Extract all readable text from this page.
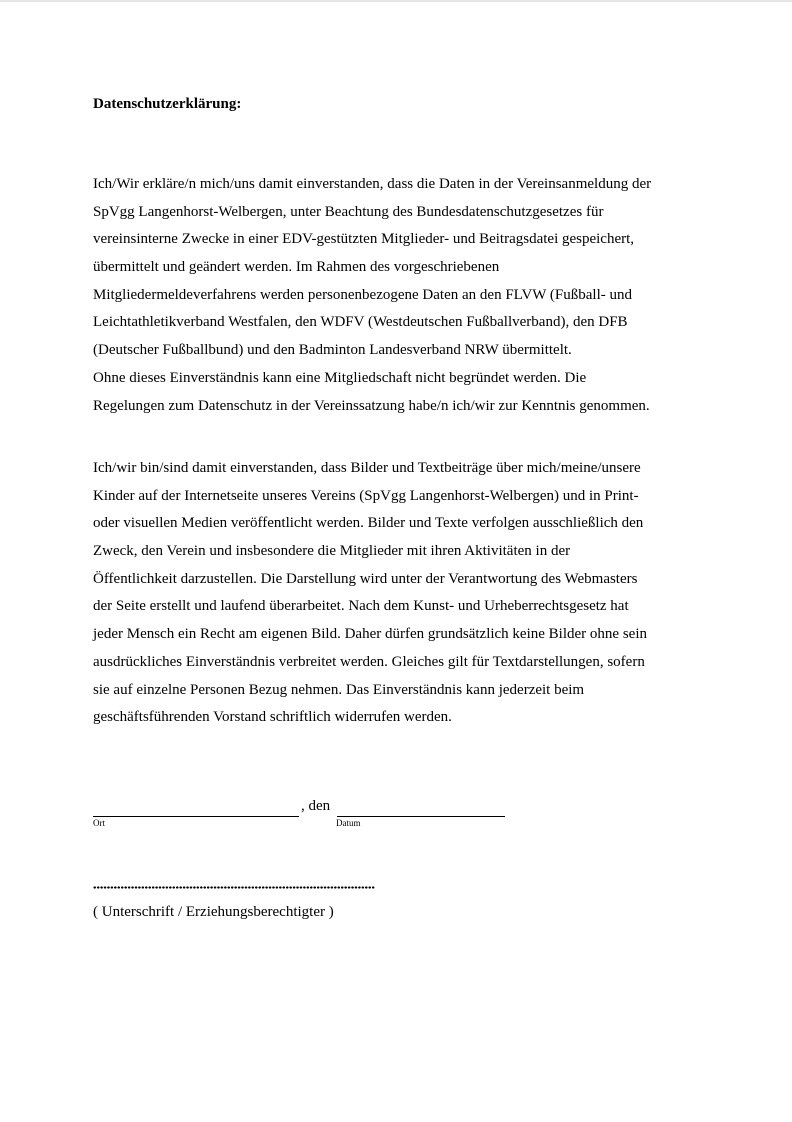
Datenschutzerklärung:
Ich/Wir erkläre/n mich/uns damit einverstanden, dass die Daten in der Vereinsanmeldung der
SpVgg Langenhorst-Welbergen, unter Beachtung des Bundesdatenschutzgesetzes für
vereinsinterne Zwecke in einer EDV-gestützten Mitglieder- und Beitragsdatei gespeichert,
übermittelt und geändert werden. Im Rahmen des vorgeschriebenen
Mitgliedermeldeverfahrens werden personenbezogene Daten an den FLVW (Fußball- und
Leichtathletikverband Westfalen, den WDFV (Westdeutschen Fußballverband), den DFB
(Deutscher Fußballbund) und den Badminton Landesverband NRW übermittelt.
Ohne dieses Einverständnis kann eine Mitgliedschaft nicht begründet werden. Die
Regelungen zum Datenschutz in der Vereinssatzung habe/n ich/wir zur Kenntnis genommen.
Ich/wir bin/sind damit einverstanden, dass Bilder und Textbeiträge über mich/meine/unsere
Kinder auf der Internetseite unseres Vereins (SpVgg Langenhorst-Welbergen) und in Print-
oder visuellen Medien veröffentlicht werden. Bilder und Texte verfolgen ausschließlich den
Zweck, den Verein und insbesondere die Mitglieder mit ihren Aktivitäten in der
Öffentlichkeit darzustellen. Die Darstellung wird unter der Verantwortung des Webmasters
der Seite erstellt und laufend überarbeitet. Nach dem Kunst- und Urheberrechtsgesetz hat
jeder Mensch ein Recht am eigenen Bild. Daher dürfen grundsätzlich keine Bilder ohne sein
ausdrückliches Einverständnis verbreitet werden. Gleiches gilt für Textdarstellungen, sofern
sie auf einzelne Personen Bezug nehmen. Das Einverständnis kann jederzeit beim
geschäftsführenden Vorstand schriftlich widerrufen werden.
, den
Ort	Datum
( Unterschrift / Erziehungsberechtigter )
^^^^
• **Exercise brief**: Which of the lines above hold the string "werden"? Copy each one.

• **Solution to the exercise**:
übermittelt und geändert werden. Im Rahmen des vorgeschriebenen
Mitgliedermeldeverfahrens werden personenbezogene Daten an den FLVW (Fußball- und
Ohne dieses Einverständnis kann eine Mitgliedschaft nicht begründet werden. Die
oder visuellen Medien veröffentlicht werden. Bilder und Texte verfolgen ausschließlich den
ausdrückliches Einverständnis verbreitet werden. Gleiches gilt für Textdarstellungen, sofern
geschäftsführenden Vorstand schriftlich widerrufen werden.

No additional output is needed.